__What is needed__: Your task is to reproduce the material exactly.

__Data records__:
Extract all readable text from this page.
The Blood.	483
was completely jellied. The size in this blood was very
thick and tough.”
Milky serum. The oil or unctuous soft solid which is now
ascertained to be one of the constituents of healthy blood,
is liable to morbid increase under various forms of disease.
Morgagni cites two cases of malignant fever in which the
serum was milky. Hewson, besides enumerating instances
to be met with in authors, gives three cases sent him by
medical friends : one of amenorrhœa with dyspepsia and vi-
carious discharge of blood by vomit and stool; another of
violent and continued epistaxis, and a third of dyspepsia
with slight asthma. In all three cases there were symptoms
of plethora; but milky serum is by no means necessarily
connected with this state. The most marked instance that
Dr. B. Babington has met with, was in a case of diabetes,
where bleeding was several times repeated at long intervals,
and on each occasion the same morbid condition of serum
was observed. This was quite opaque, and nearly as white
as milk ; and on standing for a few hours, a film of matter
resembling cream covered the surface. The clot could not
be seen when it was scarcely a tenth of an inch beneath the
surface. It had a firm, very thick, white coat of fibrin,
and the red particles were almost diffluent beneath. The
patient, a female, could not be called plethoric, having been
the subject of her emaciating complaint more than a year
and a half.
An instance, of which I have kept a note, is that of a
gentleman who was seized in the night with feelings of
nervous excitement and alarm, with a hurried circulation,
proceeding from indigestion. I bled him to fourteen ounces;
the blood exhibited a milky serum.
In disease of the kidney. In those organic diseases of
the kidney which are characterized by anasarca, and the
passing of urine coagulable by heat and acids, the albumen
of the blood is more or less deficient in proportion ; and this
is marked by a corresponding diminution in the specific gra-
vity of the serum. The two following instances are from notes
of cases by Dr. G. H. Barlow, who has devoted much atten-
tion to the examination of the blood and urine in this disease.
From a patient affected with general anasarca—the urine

__Task output__:
Extract all readable text from this page.
The Blood.	483
was completely jellied. The size in this blood was very
thick and tough.”
Milky serum. The oil or unctuous soft solid which is now
ascertained to be one of the constituents of healthy blood,
is liable to morbid increase under various forms of disease.
Morgagni cites two cases of malignant fever in which the
serum was milky. Hewson, besides enumerating instances
to be met with in authors, gives three cases sent him by
medical friends : one of amenorrhœa with dyspepsia and vi-
carious discharge of blood by vomit and stool; another of
violent and continued epistaxis, and a third of dyspepsia
with slight asthma. In all three cases there were symptoms
of plethora; but milky serum is by no means necessarily
connected with this state. The most marked instance that
Dr. B. Babington has met with, was in a case of diabetes,
where bleeding was several times repeated at long intervals,
and on each occasion the same morbid condition of serum
was observed. This was quite opaque, and nearly as white
as milk ; and on standing for a few hours, a film of matter
resembling cream covered the surface. The clot could not
be seen when it was scarcely a tenth of an inch beneath the
surface. It had a firm, very thick, white coat of fibrin,
and the red particles were almost diffluent beneath. The
patient, a female, could not be called plethoric, having been
the subject of her emaciating complaint more than a year
and a half.
An instance, of which I have kept a note, is that of a
gentleman who was seized in the night with feelings of
nervous excitement and alarm, with a hurried circulation,
proceeding from indigestion. I bled him to fourteen ounces;
the blood exhibited a milky serum.
In disease of the kidney. In those organic diseases of
the kidney which are characterized by anasarca, and the
passing of urine coagulable by heat and acids, the albumen
of the blood is more or less deficient in proportion ; and this
is marked by a corresponding diminution in the specific gra-
vity of the serum. The two following instances are from notes
of cases by Dr. G. H. Barlow, who has devoted much atten-
tion to the examination of the blood and urine in this disease.
From a patient affected with general anasarca—the urine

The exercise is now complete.